[Begin Data lines]
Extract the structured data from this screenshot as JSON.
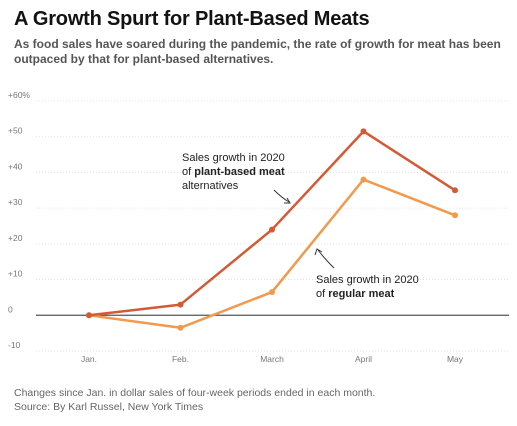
{
  "header": {
    "title": "A Growth Spurt for Plant-Based Meats",
    "subtitle": "As food sales have soared during the pandemic, the rate of growth for meat has been outpaced by that for plant-based alternatives."
  },
  "footer": {
    "note": "Changes since Jan. in dollar sales of four-week periods ended in each month.",
    "source": "Source: By Karl Russel, New York Times"
  },
  "annotations": {
    "plant": {
      "line1": "Sales growth in 2020",
      "line2_prefix": "of ",
      "line2_bold": "plant-based meat",
      "line3": "alternatives"
    },
    "meat": {
      "line1": "Sales growth in 2020",
      "line2_prefix": "of ",
      "line2_bold": "regular meat"
    }
  },
  "colors": {
    "plant": "#d45a35",
    "meat": "#f19a4e",
    "grid": "#dddddd",
    "zero": "#555555"
  },
  "chart_data": {
    "type": "line",
    "categories": [
      "Jan.",
      "Feb.",
      "March",
      "April",
      "May"
    ],
    "y_tick_labels": [
      "+60%",
      "+50",
      "+40",
      "+30",
      "+20",
      "+10",
      "0",
      "-10"
    ],
    "y_ticks": [
      60,
      50,
      40,
      30,
      20,
      10,
      0,
      -10
    ],
    "ylim": [
      -10,
      60
    ],
    "series": [
      {
        "name": "Sales growth in 2020 of plant-based meat alternatives",
        "values": [
          0,
          3,
          24,
          51.5,
          35
        ]
      },
      {
        "name": "Sales growth in 2020 of regular meat",
        "values": [
          0,
          -3.5,
          6.5,
          38,
          28
        ]
      }
    ],
    "grid": true
  }
}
[End Data lines]
Copy all the records above exactly, but leave out the pictures.

Extract the structured data from this screenshot as JSON.
{
  "header": {
    "title": "A Growth Spurt for Plant-Based Meats",
    "subtitle": "As food sales have soared during the pandemic, the rate of growth for meat has been outpaced by that for plant-based alternatives."
  },
  "footer": {
    "note": "Changes since Jan. in dollar sales of four-week periods ended in each month.",
    "source": "Source: By Karl Russel, New York Times"
  },
  "annotations": {
    "plant": {
      "line1": "Sales growth in 2020",
      "line2_prefix": "of ",
      "line2_bold": "plant-based meat",
      "line3": "alternatives"
    },
    "meat": {
      "line1": "Sales growth in 2020",
      "line2_prefix": "of ",
      "line2_bold": "regular meat"
    }
  },
  "colors": {
    "plant": "#d45a35",
    "meat": "#f19a4e",
    "grid": "#dddddd",
    "zero": "#555555"
  },
  "chart_data": {
    "type": "line",
    "categories": [
      "Jan.",
      "Feb.",
      "March",
      "April",
      "May"
    ],
    "y_tick_labels": [
      "+60%",
      "+50",
      "+40",
      "+30",
      "+20",
      "+10",
      "0",
      "-10"
    ],
    "y_ticks": [
      60,
      50,
      40,
      30,
      20,
      10,
      0,
      -10
    ],
    "ylim": [
      -10,
      60
    ],
    "series": [
      {
        "name": "Sales growth in 2020 of plant-based meat alternatives",
        "values": [
          0,
          3,
          24,
          51.5,
          35
        ]
      },
      {
        "name": "Sales growth in 2020 of regular meat",
        "values": [
          0,
          -3.5,
          6.5,
          38,
          28
        ]
      }
    ],
    "grid": true
  }
}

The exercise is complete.